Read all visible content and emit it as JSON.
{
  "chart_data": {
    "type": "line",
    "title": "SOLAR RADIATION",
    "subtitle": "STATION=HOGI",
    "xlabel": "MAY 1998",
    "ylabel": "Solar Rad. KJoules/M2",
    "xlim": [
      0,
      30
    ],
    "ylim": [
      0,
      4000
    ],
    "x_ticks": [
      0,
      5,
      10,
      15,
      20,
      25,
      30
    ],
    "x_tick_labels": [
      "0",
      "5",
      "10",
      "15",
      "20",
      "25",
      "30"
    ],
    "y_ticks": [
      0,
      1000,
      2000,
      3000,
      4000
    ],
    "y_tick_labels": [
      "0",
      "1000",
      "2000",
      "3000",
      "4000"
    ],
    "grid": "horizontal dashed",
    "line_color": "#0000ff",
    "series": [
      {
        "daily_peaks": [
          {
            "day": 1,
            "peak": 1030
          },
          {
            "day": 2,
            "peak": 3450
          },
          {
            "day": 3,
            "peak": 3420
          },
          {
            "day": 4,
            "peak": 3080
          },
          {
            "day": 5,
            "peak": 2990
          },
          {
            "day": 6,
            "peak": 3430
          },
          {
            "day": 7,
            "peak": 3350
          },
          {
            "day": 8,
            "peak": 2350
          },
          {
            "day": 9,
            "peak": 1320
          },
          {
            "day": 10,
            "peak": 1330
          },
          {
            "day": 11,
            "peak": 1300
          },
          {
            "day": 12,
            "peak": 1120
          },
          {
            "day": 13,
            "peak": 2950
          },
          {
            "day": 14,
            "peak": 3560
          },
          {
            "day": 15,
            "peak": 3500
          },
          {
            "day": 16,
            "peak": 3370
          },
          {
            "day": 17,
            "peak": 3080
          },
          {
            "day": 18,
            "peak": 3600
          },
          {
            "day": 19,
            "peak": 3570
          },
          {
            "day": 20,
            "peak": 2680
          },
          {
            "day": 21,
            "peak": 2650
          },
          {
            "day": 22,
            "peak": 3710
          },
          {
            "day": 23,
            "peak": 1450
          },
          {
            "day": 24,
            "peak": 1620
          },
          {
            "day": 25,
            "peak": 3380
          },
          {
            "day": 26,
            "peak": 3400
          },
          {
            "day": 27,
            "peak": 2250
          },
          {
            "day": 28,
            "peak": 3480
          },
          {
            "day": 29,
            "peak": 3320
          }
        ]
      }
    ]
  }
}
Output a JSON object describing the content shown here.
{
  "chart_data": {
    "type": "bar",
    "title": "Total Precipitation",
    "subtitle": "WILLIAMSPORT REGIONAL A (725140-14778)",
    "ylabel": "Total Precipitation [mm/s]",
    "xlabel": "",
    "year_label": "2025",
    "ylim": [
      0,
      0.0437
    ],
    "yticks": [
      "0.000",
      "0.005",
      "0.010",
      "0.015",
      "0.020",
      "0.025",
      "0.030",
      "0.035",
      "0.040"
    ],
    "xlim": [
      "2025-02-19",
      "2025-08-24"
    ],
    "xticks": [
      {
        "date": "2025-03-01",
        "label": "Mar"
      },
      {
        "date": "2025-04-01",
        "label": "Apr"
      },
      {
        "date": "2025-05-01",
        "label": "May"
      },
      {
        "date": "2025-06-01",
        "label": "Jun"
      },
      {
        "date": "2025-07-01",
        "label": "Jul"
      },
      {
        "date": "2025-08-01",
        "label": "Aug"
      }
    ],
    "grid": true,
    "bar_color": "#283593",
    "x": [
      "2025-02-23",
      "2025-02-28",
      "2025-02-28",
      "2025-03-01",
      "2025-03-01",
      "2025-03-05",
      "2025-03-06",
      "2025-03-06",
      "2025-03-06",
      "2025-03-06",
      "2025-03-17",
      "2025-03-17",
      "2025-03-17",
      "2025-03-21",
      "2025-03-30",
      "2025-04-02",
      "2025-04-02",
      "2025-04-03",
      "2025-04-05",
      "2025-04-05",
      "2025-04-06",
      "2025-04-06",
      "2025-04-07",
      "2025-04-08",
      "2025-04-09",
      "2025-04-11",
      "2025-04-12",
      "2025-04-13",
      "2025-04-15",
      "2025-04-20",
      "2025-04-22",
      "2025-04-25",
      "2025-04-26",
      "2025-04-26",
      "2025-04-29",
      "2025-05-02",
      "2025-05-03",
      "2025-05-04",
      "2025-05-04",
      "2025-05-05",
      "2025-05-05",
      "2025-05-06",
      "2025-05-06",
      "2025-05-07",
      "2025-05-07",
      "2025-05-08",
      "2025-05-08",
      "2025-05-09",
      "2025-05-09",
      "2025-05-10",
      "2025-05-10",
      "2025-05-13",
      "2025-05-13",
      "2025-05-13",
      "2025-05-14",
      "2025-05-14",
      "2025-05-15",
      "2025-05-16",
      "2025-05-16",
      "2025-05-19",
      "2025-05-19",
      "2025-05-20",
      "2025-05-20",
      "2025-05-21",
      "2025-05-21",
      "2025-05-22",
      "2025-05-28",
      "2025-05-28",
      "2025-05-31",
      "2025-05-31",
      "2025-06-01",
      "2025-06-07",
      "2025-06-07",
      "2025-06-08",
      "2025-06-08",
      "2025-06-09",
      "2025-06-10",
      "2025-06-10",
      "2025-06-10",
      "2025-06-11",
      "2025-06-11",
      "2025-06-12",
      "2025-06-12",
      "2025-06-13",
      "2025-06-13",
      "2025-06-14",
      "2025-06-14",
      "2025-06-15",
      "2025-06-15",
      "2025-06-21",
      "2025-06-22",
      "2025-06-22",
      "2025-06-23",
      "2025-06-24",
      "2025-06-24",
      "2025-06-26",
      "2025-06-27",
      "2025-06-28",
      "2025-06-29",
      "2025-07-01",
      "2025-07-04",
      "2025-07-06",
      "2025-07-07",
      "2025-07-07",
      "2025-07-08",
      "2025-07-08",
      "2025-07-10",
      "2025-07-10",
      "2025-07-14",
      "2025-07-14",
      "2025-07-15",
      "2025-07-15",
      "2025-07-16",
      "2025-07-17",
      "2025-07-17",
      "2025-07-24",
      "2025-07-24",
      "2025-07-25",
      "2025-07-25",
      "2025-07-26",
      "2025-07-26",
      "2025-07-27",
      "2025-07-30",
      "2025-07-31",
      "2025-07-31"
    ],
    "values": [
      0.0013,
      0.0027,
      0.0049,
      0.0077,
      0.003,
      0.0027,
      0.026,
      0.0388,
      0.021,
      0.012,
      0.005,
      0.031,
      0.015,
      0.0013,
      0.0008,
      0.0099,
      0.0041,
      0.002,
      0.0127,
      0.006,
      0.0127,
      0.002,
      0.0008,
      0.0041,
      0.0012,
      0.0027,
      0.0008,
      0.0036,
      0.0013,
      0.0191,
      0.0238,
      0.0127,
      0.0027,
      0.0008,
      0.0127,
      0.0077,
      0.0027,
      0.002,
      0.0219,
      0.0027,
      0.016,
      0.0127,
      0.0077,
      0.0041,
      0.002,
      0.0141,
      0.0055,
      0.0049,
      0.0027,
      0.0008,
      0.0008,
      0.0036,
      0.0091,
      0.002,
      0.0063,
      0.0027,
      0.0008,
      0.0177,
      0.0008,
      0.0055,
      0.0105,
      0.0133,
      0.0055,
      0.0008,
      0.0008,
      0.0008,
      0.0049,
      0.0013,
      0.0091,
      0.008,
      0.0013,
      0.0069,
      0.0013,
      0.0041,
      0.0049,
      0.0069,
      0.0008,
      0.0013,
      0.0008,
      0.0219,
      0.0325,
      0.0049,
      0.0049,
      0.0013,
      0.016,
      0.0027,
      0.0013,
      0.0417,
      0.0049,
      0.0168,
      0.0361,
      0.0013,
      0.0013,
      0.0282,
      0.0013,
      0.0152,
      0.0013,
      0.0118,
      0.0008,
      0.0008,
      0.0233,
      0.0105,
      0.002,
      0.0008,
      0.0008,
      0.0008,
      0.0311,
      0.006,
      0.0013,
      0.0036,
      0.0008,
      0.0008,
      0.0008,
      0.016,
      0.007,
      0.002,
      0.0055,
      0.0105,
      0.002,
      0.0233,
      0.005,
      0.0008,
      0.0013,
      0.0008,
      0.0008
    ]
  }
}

# # # # # # #

[Request] Using the listing, collect all lines in which the string "Total" is found.

[Response to this exercise]
    "title": "Total Precipitation",
    "ylabel": "Total Precipitation [mm/s]",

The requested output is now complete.